▸ TASK REQUIREMENTS
Leave the pictures out, and retype all of the material exactly as written.

▸ EXTRACTED INFORMATION
"""
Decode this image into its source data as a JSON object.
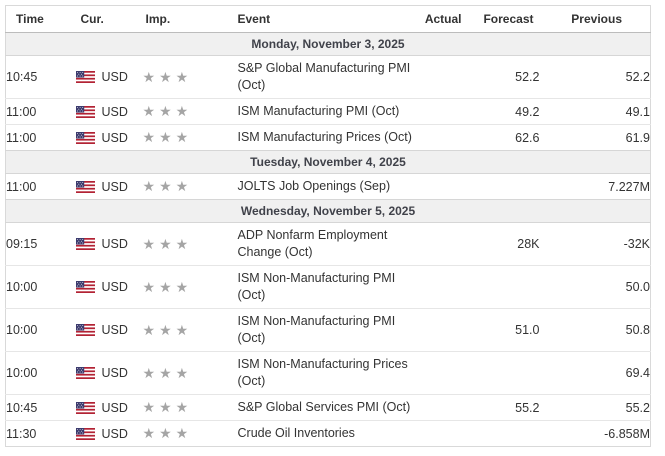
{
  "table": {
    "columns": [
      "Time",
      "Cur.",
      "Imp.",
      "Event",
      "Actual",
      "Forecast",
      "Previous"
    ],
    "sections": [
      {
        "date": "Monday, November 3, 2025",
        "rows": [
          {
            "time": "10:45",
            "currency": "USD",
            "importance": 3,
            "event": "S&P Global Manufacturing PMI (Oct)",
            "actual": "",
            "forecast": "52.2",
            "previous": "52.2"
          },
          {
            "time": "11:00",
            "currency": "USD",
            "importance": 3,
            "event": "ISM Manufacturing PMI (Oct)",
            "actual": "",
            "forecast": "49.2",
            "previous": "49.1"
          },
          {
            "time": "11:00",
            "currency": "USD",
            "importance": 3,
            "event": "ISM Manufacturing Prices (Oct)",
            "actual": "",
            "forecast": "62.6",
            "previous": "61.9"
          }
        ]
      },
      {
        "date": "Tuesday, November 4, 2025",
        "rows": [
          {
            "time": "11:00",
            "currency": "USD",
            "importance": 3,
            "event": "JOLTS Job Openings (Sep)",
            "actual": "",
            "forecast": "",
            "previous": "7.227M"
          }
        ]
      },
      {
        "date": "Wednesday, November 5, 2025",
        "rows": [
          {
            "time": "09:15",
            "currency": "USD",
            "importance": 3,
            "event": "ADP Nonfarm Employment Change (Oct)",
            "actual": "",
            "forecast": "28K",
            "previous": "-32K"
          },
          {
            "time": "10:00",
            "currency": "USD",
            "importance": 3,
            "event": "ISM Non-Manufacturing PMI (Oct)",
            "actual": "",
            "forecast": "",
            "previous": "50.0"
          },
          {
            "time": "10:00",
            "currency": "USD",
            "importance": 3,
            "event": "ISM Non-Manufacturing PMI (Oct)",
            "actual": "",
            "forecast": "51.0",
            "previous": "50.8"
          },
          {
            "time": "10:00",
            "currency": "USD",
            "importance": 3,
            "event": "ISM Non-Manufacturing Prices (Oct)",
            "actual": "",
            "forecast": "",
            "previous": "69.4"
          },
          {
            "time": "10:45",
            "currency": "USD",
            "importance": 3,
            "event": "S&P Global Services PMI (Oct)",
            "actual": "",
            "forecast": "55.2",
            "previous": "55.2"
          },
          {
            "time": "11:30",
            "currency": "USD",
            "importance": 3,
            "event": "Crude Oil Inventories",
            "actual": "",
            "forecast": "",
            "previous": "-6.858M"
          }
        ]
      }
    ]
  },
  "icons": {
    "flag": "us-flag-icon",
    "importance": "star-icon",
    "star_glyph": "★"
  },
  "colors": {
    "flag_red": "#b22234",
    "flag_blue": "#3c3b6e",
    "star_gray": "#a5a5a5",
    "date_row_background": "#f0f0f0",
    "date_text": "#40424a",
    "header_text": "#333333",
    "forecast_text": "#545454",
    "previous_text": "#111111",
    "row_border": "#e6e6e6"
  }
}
"""
▸ RESPONSE TO THE EXERCISE
Decode this image into its source data as a JSON object.
{
  "table": {
    "columns": [
      "Time",
      "Cur.",
      "Imp.",
      "Event",
      "Actual",
      "Forecast",
      "Previous"
    ],
    "sections": [
      {
        "date": "Monday, November 3, 2025",
        "rows": [
          {
            "time": "10:45",
            "currency": "USD",
            "importance": 3,
            "event": "S&P Global Manufacturing PMI (Oct)",
            "actual": "",
            "forecast": "52.2",
            "previous": "52.2"
          },
          {
            "time": "11:00",
            "currency": "USD",
            "importance": 3,
            "event": "ISM Manufacturing PMI (Oct)",
            "actual": "",
            "forecast": "49.2",
            "previous": "49.1"
          },
          {
            "time": "11:00",
            "currency": "USD",
            "importance": 3,
            "event": "ISM Manufacturing Prices (Oct)",
            "actual": "",
            "forecast": "62.6",
            "previous": "61.9"
          }
        ]
      },
      {
        "date": "Tuesday, November 4, 2025",
        "rows": [
          {
            "time": "11:00",
            "currency": "USD",
            "importance": 3,
            "event": "JOLTS Job Openings (Sep)",
            "actual": "",
            "forecast": "",
            "previous": "7.227M"
          }
        ]
      },
      {
        "date": "Wednesday, November 5, 2025",
        "rows": [
          {
            "time": "09:15",
            "currency": "USD",
            "importance": 3,
            "event": "ADP Nonfarm Employment Change (Oct)",
            "actual": "",
            "forecast": "28K",
            "previous": "-32K"
          },
          {
            "time": "10:00",
            "currency": "USD",
            "importance": 3,
            "event": "ISM Non-Manufacturing PMI (Oct)",
            "actual": "",
            "forecast": "",
            "previous": "50.0"
          },
          {
            "time": "10:00",
            "currency": "USD",
            "importance": 3,
            "event": "ISM Non-Manufacturing PMI (Oct)",
            "actual": "",
            "forecast": "51.0",
            "previous": "50.8"
          },
          {
            "time": "10:00",
            "currency": "USD",
            "importance": 3,
            "event": "ISM Non-Manufacturing Prices (Oct)",
            "actual": "",
            "forecast": "",
            "previous": "69.4"
          },
          {
            "time": "10:45",
            "currency": "USD",
            "importance": 3,
            "event": "S&P Global Services PMI (Oct)",
            "actual": "",
            "forecast": "55.2",
            "previous": "55.2"
          },
          {
            "time": "11:30",
            "currency": "USD",
            "importance": 3,
            "event": "Crude Oil Inventories",
            "actual": "",
            "forecast": "",
            "previous": "-6.858M"
          }
        ]
      }
    ]
  },
  "icons": {
    "flag": "us-flag-icon",
    "importance": "star-icon",
    "star_glyph": "★"
  },
  "colors": {
    "flag_red": "#b22234",
    "flag_blue": "#3c3b6e",
    "star_gray": "#a5a5a5",
    "date_row_background": "#f0f0f0",
    "date_text": "#40424a",
    "header_text": "#333333",
    "forecast_text": "#545454",
    "previous_text": "#111111",
    "row_border": "#e6e6e6"
  }
}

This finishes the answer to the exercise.